START Text passage

Just another hypothetical scenario

January 29, 2015

I’ve written about them before, I’ll write about them again. Hometown exes are difficult. Here is the most recent, purely hypothetical as always, iteration of the issue. You return home expecting to catch up with a summer fling. The fling was fun, certainly, but in many ways no more that: geographical impossibility meant that you both agreed to move on. There was no ways around it, and so you go home with a combination of anticipation and reluctance: how will it be to see them again? Will something have been lost? Will you realize, suddenly, that the gentle break-up at the end of the summer is completely unfeasible? There’s no real way to tell. After all, the initial relationship had such immediacy and urgency to it, that there was no way to project it beyond that period. The fling is localized, both spatially and temporally.

You receive a message a few days before the reunion. More specifically, they send a voice message, just in case you’d forgotten what they sounded like. Four minutes of audio will summarize as follows:

“Hi, I love you. I’m sorry I haven’t messaged you much. I’ve been sad, lately, it’s true; but I’m so glad to be seeing you soon. I love you.”

END Text passage

In the post about hometown exes, how long is the voice message the fling sends before the reunion? Rely on the post alone for the answer.

START Data extract

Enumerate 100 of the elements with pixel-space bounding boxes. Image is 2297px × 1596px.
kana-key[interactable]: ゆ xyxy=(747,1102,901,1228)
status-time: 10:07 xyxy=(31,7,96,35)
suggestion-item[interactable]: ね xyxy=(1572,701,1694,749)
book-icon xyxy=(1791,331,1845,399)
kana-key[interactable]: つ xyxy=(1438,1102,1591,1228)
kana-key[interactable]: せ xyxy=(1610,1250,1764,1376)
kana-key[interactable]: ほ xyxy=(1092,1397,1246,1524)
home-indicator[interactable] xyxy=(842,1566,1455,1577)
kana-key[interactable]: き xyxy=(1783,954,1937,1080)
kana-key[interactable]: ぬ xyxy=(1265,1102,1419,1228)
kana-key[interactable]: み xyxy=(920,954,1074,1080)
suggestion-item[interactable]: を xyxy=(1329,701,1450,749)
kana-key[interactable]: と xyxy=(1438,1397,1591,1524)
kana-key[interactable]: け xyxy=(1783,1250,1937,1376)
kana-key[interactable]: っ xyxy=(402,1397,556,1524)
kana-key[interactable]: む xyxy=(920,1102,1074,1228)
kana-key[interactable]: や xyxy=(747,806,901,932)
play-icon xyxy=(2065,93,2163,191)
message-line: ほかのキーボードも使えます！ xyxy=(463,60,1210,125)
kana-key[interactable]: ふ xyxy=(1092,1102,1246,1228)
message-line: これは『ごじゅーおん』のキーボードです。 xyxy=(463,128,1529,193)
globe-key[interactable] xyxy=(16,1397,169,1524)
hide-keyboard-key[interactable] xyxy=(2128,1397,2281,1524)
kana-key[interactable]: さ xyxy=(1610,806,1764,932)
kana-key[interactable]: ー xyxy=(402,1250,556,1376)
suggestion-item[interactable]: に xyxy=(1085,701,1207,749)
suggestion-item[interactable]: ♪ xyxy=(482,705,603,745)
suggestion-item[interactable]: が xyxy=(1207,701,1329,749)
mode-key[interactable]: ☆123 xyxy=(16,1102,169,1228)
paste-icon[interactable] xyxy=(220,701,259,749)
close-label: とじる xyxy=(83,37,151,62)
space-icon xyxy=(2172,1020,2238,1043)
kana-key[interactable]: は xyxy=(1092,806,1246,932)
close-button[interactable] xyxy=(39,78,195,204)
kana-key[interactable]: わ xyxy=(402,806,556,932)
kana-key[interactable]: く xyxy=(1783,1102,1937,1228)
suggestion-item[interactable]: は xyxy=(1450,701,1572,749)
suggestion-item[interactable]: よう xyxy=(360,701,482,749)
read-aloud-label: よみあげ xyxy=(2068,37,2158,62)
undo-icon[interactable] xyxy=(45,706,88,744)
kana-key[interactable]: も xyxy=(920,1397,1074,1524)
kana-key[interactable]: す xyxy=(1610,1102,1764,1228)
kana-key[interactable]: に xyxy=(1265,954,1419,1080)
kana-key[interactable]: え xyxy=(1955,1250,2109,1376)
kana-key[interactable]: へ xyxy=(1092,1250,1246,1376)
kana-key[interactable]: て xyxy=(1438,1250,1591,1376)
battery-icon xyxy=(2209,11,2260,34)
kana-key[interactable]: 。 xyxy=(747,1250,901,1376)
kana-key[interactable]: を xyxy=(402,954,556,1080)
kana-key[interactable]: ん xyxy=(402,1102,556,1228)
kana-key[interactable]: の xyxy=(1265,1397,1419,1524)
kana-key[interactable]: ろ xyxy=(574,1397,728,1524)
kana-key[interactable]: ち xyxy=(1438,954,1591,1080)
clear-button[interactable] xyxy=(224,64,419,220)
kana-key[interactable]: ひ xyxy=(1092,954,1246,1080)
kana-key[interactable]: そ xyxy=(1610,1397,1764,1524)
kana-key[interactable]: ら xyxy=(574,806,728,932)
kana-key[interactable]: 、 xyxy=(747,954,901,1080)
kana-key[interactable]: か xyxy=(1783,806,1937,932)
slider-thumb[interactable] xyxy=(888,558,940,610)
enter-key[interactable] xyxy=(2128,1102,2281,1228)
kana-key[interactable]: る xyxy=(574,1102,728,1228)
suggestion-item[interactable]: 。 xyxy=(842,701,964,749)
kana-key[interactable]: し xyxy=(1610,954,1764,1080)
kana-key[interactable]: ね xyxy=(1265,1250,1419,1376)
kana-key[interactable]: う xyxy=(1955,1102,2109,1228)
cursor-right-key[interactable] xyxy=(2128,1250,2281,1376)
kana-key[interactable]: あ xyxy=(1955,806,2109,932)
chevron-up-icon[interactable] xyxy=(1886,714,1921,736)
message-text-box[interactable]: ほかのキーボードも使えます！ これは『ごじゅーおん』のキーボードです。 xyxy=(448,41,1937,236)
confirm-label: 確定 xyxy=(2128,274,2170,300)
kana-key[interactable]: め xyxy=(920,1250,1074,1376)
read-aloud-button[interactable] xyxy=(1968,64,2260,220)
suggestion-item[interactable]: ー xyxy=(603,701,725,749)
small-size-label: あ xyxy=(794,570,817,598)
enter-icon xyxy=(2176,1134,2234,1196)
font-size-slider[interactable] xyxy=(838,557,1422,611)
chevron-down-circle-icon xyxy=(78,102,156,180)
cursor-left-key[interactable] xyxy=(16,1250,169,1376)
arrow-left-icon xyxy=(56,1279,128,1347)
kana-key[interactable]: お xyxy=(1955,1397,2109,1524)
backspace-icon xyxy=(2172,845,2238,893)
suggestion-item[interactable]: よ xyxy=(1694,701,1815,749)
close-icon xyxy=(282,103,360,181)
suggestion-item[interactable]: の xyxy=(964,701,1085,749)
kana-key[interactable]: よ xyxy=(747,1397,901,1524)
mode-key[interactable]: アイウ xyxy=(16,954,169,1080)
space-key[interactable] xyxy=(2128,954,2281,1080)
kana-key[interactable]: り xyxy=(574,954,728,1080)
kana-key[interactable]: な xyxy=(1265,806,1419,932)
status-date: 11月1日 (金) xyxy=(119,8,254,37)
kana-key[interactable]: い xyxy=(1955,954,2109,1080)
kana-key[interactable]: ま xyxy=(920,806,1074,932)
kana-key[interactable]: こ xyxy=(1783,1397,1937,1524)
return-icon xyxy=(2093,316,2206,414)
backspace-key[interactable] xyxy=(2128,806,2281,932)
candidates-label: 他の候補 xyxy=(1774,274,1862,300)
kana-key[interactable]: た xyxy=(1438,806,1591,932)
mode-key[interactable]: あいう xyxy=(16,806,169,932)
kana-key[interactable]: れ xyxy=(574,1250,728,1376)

END Data extract

Response to this task: Four minutes.